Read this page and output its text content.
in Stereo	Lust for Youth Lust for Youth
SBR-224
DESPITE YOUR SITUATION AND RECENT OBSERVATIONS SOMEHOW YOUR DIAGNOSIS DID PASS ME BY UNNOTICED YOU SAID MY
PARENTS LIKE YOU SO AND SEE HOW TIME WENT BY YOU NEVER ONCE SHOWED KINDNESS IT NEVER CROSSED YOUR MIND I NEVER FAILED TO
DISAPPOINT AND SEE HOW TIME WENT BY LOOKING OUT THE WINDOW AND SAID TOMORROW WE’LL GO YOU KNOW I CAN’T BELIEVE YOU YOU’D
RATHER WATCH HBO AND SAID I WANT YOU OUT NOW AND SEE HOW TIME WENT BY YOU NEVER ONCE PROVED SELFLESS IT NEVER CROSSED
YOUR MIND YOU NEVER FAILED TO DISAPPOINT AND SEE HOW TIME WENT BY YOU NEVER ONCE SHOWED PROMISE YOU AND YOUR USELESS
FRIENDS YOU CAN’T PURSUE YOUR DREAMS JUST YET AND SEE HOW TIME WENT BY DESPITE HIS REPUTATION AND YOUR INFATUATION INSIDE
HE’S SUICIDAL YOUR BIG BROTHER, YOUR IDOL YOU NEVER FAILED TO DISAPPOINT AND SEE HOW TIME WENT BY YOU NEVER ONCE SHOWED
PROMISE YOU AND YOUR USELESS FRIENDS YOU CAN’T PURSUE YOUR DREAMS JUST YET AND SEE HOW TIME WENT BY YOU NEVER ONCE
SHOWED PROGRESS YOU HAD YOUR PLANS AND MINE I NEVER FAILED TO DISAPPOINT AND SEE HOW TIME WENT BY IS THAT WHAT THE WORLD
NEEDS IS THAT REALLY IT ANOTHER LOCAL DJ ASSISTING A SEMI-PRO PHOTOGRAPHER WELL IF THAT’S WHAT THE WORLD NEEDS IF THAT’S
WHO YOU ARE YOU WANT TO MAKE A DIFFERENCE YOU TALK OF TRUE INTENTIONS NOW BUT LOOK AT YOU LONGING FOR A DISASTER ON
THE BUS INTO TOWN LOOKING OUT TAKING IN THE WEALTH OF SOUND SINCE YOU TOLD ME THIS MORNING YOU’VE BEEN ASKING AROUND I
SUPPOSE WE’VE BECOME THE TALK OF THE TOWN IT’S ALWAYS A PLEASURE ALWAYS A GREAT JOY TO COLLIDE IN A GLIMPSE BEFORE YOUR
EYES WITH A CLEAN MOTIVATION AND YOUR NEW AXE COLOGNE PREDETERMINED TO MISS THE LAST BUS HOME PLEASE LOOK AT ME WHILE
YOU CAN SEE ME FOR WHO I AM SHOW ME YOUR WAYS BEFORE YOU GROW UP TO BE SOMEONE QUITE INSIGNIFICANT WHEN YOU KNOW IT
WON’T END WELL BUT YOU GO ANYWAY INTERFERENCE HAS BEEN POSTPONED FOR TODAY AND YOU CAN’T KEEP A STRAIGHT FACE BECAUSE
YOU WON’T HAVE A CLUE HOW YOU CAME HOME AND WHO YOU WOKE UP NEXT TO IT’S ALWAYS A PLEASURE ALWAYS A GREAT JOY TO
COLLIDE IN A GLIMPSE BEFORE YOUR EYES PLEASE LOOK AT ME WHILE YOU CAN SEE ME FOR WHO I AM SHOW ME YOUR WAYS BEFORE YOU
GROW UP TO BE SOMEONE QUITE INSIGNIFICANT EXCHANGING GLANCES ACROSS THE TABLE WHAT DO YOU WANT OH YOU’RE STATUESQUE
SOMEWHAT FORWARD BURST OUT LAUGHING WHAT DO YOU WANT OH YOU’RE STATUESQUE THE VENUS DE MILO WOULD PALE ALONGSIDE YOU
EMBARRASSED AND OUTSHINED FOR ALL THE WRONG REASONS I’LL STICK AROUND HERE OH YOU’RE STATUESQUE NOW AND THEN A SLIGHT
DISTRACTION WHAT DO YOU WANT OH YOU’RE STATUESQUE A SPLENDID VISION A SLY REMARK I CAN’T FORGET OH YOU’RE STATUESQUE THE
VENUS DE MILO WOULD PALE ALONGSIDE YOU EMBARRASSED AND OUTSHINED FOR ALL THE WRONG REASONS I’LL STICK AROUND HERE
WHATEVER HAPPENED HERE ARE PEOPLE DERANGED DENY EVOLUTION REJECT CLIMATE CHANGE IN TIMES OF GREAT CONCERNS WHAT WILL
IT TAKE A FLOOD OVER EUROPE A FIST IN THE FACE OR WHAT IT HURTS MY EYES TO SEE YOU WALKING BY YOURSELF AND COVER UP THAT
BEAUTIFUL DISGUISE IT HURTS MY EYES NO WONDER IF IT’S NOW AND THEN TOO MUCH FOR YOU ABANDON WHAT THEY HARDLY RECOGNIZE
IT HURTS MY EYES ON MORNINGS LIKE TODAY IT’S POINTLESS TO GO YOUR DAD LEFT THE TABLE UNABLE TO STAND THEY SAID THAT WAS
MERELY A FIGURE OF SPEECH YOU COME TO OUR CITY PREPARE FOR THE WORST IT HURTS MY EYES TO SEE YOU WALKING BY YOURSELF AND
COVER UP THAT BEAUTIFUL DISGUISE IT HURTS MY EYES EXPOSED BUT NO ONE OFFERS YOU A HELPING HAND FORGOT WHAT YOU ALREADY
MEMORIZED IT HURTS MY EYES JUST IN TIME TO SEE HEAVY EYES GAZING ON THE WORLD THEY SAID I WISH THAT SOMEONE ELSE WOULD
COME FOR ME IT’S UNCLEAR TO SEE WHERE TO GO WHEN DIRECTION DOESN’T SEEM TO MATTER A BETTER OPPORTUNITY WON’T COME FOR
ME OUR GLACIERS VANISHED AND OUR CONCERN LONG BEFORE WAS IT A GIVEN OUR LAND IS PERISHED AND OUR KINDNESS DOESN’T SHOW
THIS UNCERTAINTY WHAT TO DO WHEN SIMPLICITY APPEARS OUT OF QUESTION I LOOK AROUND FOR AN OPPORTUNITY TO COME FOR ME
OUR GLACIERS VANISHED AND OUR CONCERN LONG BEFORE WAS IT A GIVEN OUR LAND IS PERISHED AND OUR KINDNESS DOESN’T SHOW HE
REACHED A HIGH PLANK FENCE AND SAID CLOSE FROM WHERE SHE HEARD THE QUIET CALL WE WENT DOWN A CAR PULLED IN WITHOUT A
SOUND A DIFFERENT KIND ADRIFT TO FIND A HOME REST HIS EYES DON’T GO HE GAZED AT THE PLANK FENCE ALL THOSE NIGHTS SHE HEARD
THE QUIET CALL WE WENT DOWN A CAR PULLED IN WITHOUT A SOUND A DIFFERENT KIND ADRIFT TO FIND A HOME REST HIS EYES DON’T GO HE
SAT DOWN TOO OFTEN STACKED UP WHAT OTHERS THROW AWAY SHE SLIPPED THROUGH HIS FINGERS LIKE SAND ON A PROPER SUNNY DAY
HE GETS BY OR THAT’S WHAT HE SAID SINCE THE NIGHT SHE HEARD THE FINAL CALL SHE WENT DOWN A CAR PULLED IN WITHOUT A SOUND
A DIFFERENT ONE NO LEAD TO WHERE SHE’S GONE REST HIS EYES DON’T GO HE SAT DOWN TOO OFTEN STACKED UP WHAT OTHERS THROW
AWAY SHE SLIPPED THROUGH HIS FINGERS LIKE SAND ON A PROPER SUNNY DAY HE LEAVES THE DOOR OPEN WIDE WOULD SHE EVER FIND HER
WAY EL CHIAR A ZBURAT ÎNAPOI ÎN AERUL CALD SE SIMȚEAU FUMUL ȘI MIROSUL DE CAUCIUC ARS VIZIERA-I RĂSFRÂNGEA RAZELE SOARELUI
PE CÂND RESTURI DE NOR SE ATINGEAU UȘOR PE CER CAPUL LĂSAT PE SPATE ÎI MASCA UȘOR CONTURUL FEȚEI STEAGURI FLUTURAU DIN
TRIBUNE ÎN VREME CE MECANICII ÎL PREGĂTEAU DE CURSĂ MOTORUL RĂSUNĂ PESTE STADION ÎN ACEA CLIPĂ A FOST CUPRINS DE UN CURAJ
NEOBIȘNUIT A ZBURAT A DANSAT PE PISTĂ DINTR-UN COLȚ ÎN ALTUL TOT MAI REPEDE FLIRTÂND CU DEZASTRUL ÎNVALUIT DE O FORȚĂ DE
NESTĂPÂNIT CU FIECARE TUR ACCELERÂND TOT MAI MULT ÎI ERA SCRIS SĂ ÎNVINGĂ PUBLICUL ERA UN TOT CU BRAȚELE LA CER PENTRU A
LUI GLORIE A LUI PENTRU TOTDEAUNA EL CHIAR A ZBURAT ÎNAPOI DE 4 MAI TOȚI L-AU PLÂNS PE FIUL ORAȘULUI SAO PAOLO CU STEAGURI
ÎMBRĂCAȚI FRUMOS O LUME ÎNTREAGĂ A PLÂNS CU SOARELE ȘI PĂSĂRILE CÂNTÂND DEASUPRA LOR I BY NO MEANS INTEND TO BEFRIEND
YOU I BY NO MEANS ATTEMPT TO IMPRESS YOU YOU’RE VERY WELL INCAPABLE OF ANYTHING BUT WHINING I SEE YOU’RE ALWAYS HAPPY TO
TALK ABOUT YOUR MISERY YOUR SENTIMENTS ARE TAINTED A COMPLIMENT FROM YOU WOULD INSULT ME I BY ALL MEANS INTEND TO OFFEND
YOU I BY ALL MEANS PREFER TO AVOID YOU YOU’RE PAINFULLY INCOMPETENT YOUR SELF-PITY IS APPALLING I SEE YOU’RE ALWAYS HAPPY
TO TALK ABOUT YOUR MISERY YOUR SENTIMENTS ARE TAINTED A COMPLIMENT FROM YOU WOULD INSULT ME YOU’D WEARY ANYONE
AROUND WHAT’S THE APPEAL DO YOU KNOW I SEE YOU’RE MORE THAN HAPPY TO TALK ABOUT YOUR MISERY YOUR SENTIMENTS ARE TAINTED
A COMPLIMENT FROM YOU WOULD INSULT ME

### Directions for this task
Find the lines with the string "TOWN" and reproduce them.

### Exercise solution
THE BUS INTO TOWN LOOKING OUT TAKING IN THE WEALTH OF SOUND SINCE YOU TOLD ME THIS MORNING YOU’VE BEEN ASKING AROUND I
SUPPOSE WE’VE BECOME THE TALK OF THE TOWN IT’S ALWAYS A PLEASURE ALWAYS A GREAT JOY TO COLLIDE IN A GLIMPSE BEFORE YOUR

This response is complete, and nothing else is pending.